## Stated exercise
Please write out the records character for character, from the start through the line containing "edge-e4 bbox=[755, 567, 773, 692]", including that line and nothing after it.

## Records

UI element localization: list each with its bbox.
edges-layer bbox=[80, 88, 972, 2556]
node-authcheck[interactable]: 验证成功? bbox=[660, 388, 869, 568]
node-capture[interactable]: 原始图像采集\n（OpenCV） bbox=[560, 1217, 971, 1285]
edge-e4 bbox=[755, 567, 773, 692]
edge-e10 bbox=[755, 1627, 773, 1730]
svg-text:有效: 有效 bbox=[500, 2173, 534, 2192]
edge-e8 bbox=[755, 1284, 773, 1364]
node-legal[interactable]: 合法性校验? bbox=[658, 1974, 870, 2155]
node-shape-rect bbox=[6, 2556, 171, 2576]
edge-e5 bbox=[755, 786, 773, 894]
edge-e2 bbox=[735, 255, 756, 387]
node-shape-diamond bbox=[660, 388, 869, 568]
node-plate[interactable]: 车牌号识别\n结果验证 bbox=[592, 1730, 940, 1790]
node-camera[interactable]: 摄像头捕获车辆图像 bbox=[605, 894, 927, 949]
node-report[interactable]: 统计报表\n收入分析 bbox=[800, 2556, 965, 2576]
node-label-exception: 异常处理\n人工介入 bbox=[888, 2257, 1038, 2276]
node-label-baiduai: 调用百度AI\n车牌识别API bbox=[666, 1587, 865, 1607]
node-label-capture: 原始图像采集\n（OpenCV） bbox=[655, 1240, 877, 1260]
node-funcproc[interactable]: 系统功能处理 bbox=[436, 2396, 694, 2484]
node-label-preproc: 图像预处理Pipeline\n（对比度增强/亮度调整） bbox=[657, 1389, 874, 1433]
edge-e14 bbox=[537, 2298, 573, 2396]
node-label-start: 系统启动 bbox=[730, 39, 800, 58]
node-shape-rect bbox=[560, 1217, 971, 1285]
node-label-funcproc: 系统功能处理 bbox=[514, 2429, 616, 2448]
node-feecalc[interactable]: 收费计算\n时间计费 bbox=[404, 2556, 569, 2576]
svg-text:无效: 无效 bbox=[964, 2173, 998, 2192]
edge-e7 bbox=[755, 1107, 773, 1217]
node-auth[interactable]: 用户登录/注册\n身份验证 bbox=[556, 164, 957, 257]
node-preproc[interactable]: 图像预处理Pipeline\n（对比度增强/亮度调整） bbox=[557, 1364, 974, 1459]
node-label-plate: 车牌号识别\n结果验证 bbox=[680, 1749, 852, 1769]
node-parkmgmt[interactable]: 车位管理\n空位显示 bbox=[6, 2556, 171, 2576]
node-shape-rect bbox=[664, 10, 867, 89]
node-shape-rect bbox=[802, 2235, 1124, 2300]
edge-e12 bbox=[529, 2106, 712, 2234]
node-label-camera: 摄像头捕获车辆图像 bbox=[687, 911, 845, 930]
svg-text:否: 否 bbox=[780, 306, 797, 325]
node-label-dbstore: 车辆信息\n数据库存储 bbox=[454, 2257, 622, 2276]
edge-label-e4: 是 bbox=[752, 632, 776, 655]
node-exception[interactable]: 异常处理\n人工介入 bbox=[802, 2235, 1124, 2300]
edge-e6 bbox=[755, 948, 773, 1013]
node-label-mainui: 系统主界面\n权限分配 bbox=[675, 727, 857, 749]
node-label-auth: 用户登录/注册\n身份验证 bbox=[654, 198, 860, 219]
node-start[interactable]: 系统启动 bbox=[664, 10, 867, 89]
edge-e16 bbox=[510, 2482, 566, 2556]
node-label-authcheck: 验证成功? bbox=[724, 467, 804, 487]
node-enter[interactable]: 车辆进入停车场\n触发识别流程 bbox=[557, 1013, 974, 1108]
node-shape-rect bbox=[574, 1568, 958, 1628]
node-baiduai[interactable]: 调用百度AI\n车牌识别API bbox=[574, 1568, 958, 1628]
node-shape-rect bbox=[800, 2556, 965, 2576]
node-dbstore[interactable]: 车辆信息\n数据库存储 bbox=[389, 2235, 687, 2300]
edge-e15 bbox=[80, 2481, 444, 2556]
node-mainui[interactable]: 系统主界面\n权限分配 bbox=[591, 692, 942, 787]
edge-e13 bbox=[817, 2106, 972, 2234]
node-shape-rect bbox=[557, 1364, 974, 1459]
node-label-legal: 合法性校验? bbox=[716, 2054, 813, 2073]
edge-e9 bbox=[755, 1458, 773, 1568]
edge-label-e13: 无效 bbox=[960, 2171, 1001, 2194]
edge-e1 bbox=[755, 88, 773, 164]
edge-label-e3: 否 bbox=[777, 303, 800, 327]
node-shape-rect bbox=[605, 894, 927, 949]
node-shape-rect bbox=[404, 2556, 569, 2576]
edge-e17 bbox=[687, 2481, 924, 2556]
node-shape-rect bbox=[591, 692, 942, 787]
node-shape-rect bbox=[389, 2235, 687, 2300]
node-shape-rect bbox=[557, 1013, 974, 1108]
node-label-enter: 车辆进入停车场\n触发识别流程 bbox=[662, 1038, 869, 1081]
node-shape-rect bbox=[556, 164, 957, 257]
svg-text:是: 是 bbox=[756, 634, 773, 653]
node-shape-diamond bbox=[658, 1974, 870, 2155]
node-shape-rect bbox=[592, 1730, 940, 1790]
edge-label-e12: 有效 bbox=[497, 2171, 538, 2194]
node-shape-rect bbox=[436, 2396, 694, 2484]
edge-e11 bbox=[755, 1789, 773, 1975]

## Result for this exercise
UI element localization: list each with its bbox.
edges-layer bbox=[80, 88, 972, 2556]
node-authcheck[interactable]: 验证成功? bbox=[660, 388, 869, 568]
node-capture[interactable]: 原始图像采集\n（OpenCV） bbox=[560, 1217, 971, 1285]
edge-e4 bbox=[755, 567, 773, 692]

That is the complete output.